* **EXERCISE**: Check each line of the records below for the word "Salustio" and copy those where it appears.

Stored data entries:
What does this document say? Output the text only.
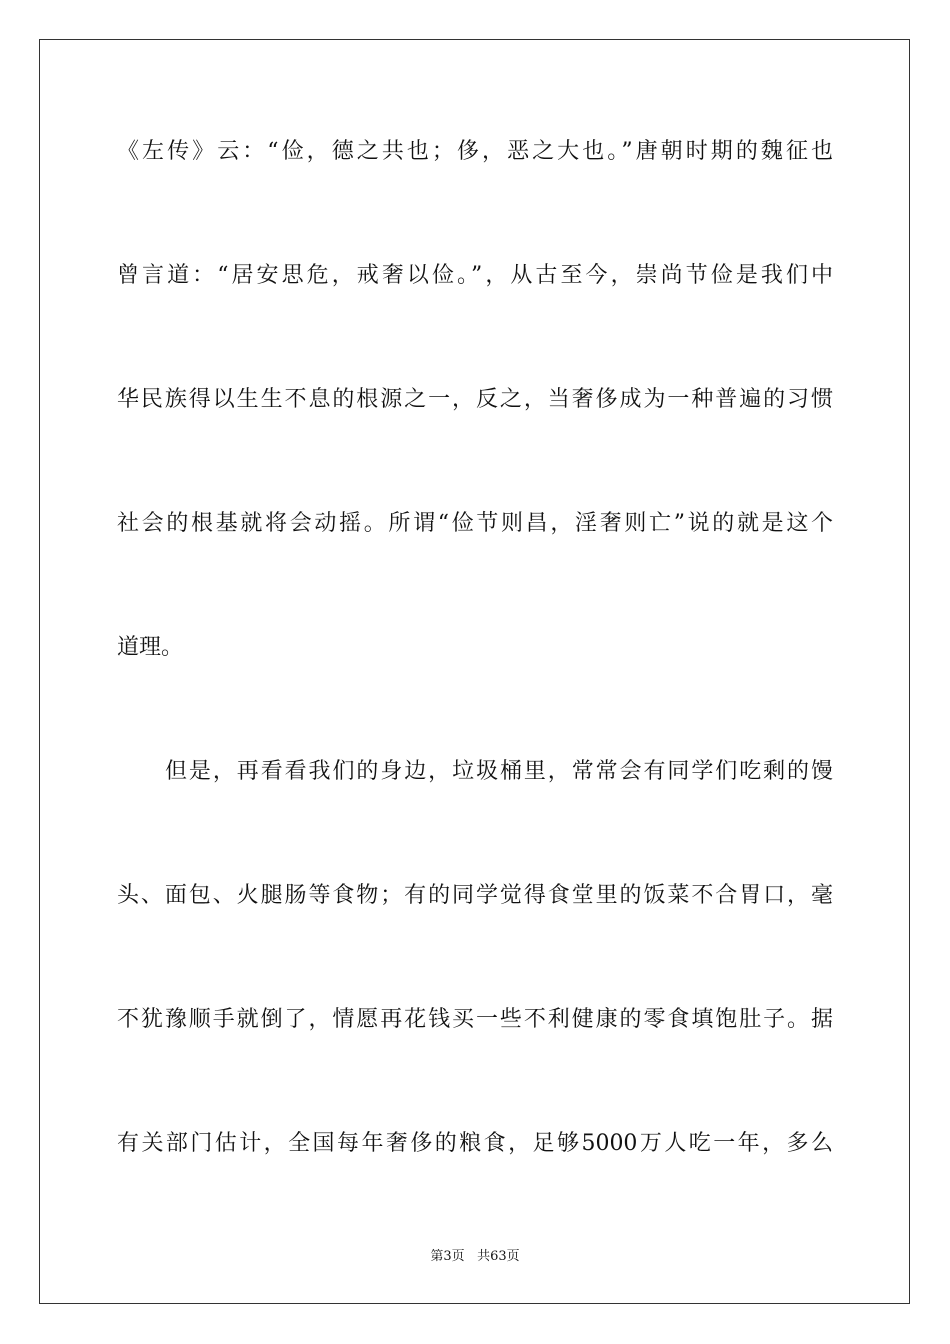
《左传》云：“俭，德之共也；侈，恶之大也。”唐朝时期的魏征也
曾言道：“居安思危，戒奢以俭。”，从古至今，崇尚节俭是我们中
华民族得以生生不息的根源之一，反之，当奢侈成为一种普遍的习惯
社会的根基就将会动摇。所谓“俭节则昌，淫奢则亡”说的就是这个
道理。
但是，再看看我们的身边，垃圾桶里，常常会有同学们吃剩的馒
头、面包、火腿肠等食物；有的同学觉得食堂里的饭菜不合胃口，毫
不犹豫顺手就倒了，情愿再花钱买一些不利健康的零食填饱肚子。据
有关部门估计，全国每年奢侈的粮食，足够5000万人吃一年，多么
第3页 共63页
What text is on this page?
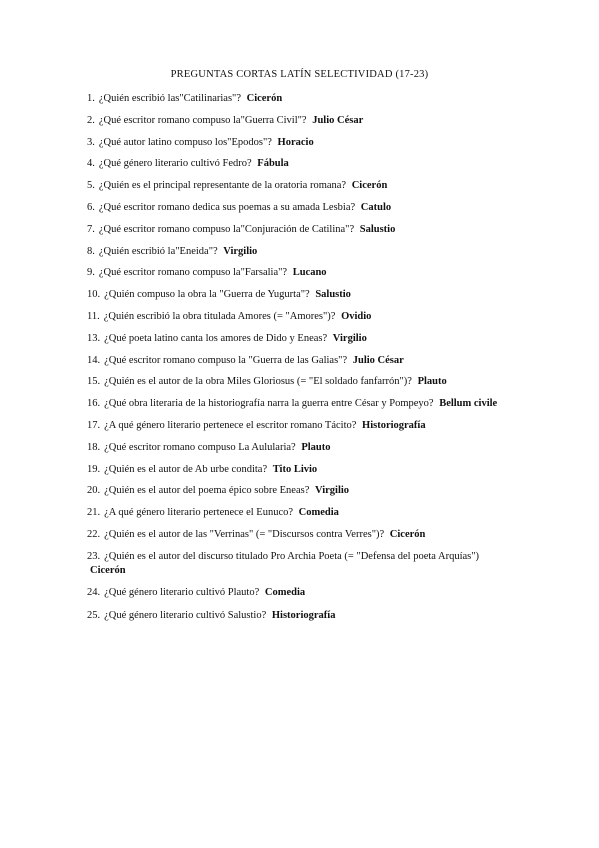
PREGUNTAS CORTAS LATÍN SELECTIVIDAD (17-23)
1. ¿Quién escribió las"Catilinarias"? Cicerón
2. ¿Qué escritor romano compuso la"Guerra Civil"? Julio César
3. ¿Qué autor latino compuso los"Epodos"? Horacio
4. ¿Qué género literario cultivó Fedro? Fábula
5. ¿Quién es el principal representante de la oratoria romana? Cicerón
6. ¿Qué escritor romano dedica sus poemas a su amada Lesbia? Catulo
7. ¿Qué escritor romano compuso la"Conjuración de Catilina"? Salustio
8. ¿Quién escribió la"Eneida"? Virgilio
9. ¿Qué escritor romano compuso la"Farsalia"? Lucano
10. ¿Quién compuso la obra la "Guerra de Yugurta"? Salustio
11. ¿Quién escribió la obra titulada Amores (= "Amores")? Ovidio
13. ¿Qué poeta latino canta los amores de Dido y Eneas? Virgilio
14. ¿Qué escritor romano compuso la "Guerra de las Galias"? Julio César
15. ¿Quién es el autor de la obra Miles Gloriosus (= "El soldado fanfarrón")? Plauto
16. ¿Qué obra literaria de la historiografía narra la guerra entre César y Pompeyo? Bellum civile
17. ¿A qué género literario pertenece el escritor romano Tácito? Historiografía
18. ¿Qué escritor romano compuso La Aulularia? Plauto
19. ¿Quién es el autor de Ab urbe condita? Tito Livio
20. ¿Quién es el autor del poema épico sobre Eneas? Virgilio
21. ¿A qué género literario pertenece el Eunuco? Comedia
22. ¿Quién es el autor de las "Verrinas" (= "Discursos contra Verres")? Cicerón
23. ¿Quién es el autor del discurso titulado Pro Archia Poeta (= "Defensa del poeta Arquías") Cicerón
24. ¿Qué género literario cultivó Plauto? Comedia
25. ¿Qué género literario cultivó Salustio? Historiografía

* **RESULT**:
7. ¿Qué escritor romano compuso la"Conjuración de Catilina"? Salustio
10. ¿Quién compuso la obra la "Guerra de Yugurta"? Salustio
25. ¿Qué género literario cultivó Salustio? Historiografía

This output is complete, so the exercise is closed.